══ Entries provided

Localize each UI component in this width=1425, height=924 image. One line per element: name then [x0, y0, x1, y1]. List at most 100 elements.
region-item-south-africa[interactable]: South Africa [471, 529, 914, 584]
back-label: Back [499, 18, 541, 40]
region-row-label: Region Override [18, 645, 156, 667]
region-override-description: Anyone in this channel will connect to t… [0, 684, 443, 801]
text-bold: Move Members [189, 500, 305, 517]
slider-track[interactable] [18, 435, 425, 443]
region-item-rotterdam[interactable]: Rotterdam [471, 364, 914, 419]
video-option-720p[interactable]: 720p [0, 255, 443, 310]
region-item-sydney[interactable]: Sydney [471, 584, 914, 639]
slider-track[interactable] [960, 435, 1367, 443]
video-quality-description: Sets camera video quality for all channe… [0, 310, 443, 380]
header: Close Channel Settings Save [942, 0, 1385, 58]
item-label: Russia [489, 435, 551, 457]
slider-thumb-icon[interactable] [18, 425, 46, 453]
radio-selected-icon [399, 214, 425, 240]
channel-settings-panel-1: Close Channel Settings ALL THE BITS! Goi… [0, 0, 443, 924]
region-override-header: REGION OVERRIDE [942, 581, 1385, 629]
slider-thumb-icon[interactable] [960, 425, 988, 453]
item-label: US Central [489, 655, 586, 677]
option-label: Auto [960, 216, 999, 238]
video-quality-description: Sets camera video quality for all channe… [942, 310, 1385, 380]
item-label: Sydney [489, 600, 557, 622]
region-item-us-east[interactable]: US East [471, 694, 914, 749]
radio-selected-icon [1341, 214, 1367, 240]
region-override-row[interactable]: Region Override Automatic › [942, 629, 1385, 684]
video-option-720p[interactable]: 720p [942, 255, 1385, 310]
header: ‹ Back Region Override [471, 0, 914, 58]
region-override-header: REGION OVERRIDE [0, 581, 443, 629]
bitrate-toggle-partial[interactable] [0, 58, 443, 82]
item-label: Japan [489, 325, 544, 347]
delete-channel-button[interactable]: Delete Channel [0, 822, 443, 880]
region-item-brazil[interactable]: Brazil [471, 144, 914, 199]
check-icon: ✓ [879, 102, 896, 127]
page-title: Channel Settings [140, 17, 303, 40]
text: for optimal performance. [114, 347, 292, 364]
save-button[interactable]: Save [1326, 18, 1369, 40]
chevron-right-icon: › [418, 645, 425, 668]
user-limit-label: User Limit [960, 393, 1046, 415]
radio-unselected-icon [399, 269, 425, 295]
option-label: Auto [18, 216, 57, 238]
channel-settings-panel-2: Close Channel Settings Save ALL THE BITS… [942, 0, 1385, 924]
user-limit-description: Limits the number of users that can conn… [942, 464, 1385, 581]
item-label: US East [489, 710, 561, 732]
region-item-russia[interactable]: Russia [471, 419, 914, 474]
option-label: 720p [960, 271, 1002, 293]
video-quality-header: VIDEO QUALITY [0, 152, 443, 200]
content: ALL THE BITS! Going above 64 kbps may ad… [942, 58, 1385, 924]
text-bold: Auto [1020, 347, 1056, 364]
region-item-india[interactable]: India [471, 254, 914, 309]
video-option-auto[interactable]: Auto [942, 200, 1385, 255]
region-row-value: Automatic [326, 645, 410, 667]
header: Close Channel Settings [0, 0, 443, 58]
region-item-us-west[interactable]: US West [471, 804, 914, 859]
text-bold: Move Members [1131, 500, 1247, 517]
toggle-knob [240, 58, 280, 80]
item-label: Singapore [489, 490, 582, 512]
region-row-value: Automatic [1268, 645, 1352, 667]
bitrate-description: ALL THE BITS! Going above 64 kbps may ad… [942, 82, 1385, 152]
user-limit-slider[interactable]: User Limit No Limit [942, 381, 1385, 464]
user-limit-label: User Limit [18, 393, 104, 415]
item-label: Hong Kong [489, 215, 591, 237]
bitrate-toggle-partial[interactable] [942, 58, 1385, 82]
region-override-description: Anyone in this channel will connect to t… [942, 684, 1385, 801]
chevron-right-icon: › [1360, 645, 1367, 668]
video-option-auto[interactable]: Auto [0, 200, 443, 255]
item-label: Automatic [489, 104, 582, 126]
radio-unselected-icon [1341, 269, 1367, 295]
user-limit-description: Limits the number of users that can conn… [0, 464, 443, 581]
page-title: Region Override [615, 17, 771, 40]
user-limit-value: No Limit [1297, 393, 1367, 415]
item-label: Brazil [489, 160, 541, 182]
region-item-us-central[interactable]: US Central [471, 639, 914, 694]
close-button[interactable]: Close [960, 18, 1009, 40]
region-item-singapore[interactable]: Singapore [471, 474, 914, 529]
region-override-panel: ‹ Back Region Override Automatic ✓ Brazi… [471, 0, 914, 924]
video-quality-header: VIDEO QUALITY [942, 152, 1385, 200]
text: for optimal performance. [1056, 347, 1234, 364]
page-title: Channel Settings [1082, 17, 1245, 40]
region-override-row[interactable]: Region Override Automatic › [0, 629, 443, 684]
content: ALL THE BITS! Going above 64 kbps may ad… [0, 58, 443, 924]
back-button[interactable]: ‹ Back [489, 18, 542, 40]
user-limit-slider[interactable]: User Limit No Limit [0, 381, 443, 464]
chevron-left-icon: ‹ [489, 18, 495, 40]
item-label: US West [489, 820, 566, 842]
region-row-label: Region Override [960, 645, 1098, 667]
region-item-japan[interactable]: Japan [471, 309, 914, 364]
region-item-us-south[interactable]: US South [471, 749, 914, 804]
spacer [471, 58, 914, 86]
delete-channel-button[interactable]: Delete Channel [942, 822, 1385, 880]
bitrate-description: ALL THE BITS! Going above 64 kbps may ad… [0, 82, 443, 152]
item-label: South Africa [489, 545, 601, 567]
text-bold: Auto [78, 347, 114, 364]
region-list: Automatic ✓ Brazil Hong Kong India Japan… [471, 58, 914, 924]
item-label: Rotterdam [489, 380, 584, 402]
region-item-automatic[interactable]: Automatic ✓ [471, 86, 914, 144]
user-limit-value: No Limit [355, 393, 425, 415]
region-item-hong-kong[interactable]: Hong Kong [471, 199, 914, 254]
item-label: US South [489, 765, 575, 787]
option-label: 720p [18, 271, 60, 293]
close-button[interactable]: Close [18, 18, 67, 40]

════

Update the listing by replacing "No Limit" with "Unlimited" wherever it occurs, and leave every other line unchanged.

### Task solution
Localize each UI component in this width=1425, height=924 image. One line per element: name then [x0, y0, x1, y1]. List at most 100 elements.
region-item-south-africa[interactable]: South Africa [471, 529, 914, 584]
back-label: Back [499, 18, 541, 40]
region-row-label: Region Override [18, 645, 156, 667]
region-override-description: Anyone in this channel will connect to t… [0, 684, 443, 801]
text-bold: Move Members [189, 500, 305, 517]
slider-track[interactable] [18, 435, 425, 443]
region-item-rotterdam[interactable]: Rotterdam [471, 364, 914, 419]
video-option-720p[interactable]: 720p [0, 255, 443, 310]
region-item-sydney[interactable]: Sydney [471, 584, 914, 639]
slider-track[interactable] [960, 435, 1367, 443]
video-quality-description: Sets camera video quality for all channe… [0, 310, 443, 380]
header: Close Channel Settings Save [942, 0, 1385, 58]
item-label: Russia [489, 435, 551, 457]
slider-thumb-icon[interactable] [18, 425, 46, 453]
radio-selected-icon [399, 214, 425, 240]
channel-settings-panel-1: Close Channel Settings ALL THE BITS! Goi… [0, 0, 443, 924]
region-override-header: REGION OVERRIDE [942, 581, 1385, 629]
slider-thumb-icon[interactable] [960, 425, 988, 453]
item-label: US Central [489, 655, 586, 677]
option-label: Auto [960, 216, 999, 238]
video-quality-description: Sets camera video quality for all channe… [942, 310, 1385, 380]
item-label: Sydney [489, 600, 557, 622]
region-item-us-east[interactable]: US East [471, 694, 914, 749]
radio-selected-icon [1341, 214, 1367, 240]
region-override-row[interactable]: Region Override Automatic › [942, 629, 1385, 684]
video-option-720p[interactable]: 720p [942, 255, 1385, 310]
header: ‹ Back Region Override [471, 0, 914, 58]
region-override-header: REGION OVERRIDE [0, 581, 443, 629]
bitrate-toggle-partial[interactable] [0, 58, 443, 82]
item-label: Japan [489, 325, 544, 347]
delete-channel-button[interactable]: Delete Channel [0, 822, 443, 880]
region-item-brazil[interactable]: Brazil [471, 144, 914, 199]
check-icon: ✓ [879, 102, 896, 127]
page-title: Channel Settings [140, 17, 303, 40]
text: for optimal performance. [114, 347, 292, 364]
save-button[interactable]: Save [1326, 18, 1369, 40]
chevron-right-icon: › [418, 645, 425, 668]
user-limit-label: User Limit [960, 393, 1046, 415]
radio-unselected-icon [399, 269, 425, 295]
option-label: Auto [18, 216, 57, 238]
channel-settings-panel-2: Close Channel Settings Save ALL THE BITS… [942, 0, 1385, 924]
user-limit-description: Limits the number of users that can conn… [942, 464, 1385, 581]
item-label: US East [489, 710, 561, 732]
region-item-russia[interactable]: Russia [471, 419, 914, 474]
option-label: 720p [960, 271, 1002, 293]
video-quality-header: VIDEO QUALITY [0, 152, 443, 200]
content: ALL THE BITS! Going above 64 kbps may ad… [942, 58, 1385, 924]
text-bold: Auto [1020, 347, 1056, 364]
region-item-india[interactable]: India [471, 254, 914, 309]
video-option-auto[interactable]: Auto [942, 200, 1385, 255]
region-row-value: Automatic [326, 645, 410, 667]
header: Close Channel Settings [0, 0, 443, 58]
region-item-us-west[interactable]: US West [471, 804, 914, 859]
text-bold: Move Members [1131, 500, 1247, 517]
toggle-knob [240, 58, 280, 80]
item-label: Singapore [489, 490, 582, 512]
region-row-value: Automatic [1268, 645, 1352, 667]
bitrate-description: ALL THE BITS! Going above 64 kbps may ad… [942, 82, 1385, 152]
user-limit-slider[interactable]: User Limit Unlimited [942, 381, 1385, 464]
user-limit-label: User Limit [18, 393, 104, 415]
item-label: Hong Kong [489, 215, 591, 237]
bitrate-toggle-partial[interactable] [942, 58, 1385, 82]
region-override-description: Anyone in this channel will connect to t… [942, 684, 1385, 801]
chevron-right-icon: › [1360, 645, 1367, 668]
video-option-auto[interactable]: Auto [0, 200, 443, 255]
item-label: Automatic [489, 104, 582, 126]
radio-unselected-icon [1341, 269, 1367, 295]
user-limit-description: Limits the number of users that can conn… [0, 464, 443, 581]
page-title: Region Override [615, 17, 771, 40]
user-limit-value: Unlimited [1297, 393, 1367, 415]
item-label: Brazil [489, 160, 541, 182]
region-item-us-central[interactable]: US Central [471, 639, 914, 694]
close-button[interactable]: Close [960, 18, 1009, 40]
region-item-singapore[interactable]: Singapore [471, 474, 914, 529]
region-override-panel: ‹ Back Region Override Automatic ✓ Brazi… [471, 0, 914, 924]
video-quality-header: VIDEO QUALITY [942, 152, 1385, 200]
text: for optimal performance. [1056, 347, 1234, 364]
page-title: Channel Settings [1082, 17, 1245, 40]
region-override-row[interactable]: Region Override Automatic › [0, 629, 443, 684]
content: ALL THE BITS! Going above 64 kbps may ad… [0, 58, 443, 924]
back-button[interactable]: ‹ Back [489, 18, 542, 40]
user-limit-slider[interactable]: User Limit Unlimited [0, 381, 443, 464]
chevron-left-icon: ‹ [489, 18, 495, 40]
item-label: US West [489, 820, 566, 842]
region-row-label: Region Override [960, 645, 1098, 667]
region-item-japan[interactable]: Japan [471, 309, 914, 364]
region-item-us-south[interactable]: US South [471, 749, 914, 804]
spacer [471, 58, 914, 86]
delete-channel-button[interactable]: Delete Channel [942, 822, 1385, 880]
bitrate-description: ALL THE BITS! Going above 64 kbps may ad… [0, 82, 443, 152]
item-label: South Africa [489, 545, 601, 567]
text-bold: Auto [78, 347, 114, 364]
region-list: Automatic ✓ Brazil Hong Kong India Japan… [471, 58, 914, 924]
item-label: Rotterdam [489, 380, 584, 402]
region-item-automatic[interactable]: Automatic ✓ [471, 86, 914, 144]
user-limit-value: Unlimited [355, 393, 425, 415]
region-item-hong-kong[interactable]: Hong Kong [471, 199, 914, 254]
item-label: US South [489, 765, 575, 787]
option-label: 720p [18, 271, 60, 293]
close-button[interactable]: Close [18, 18, 67, 40]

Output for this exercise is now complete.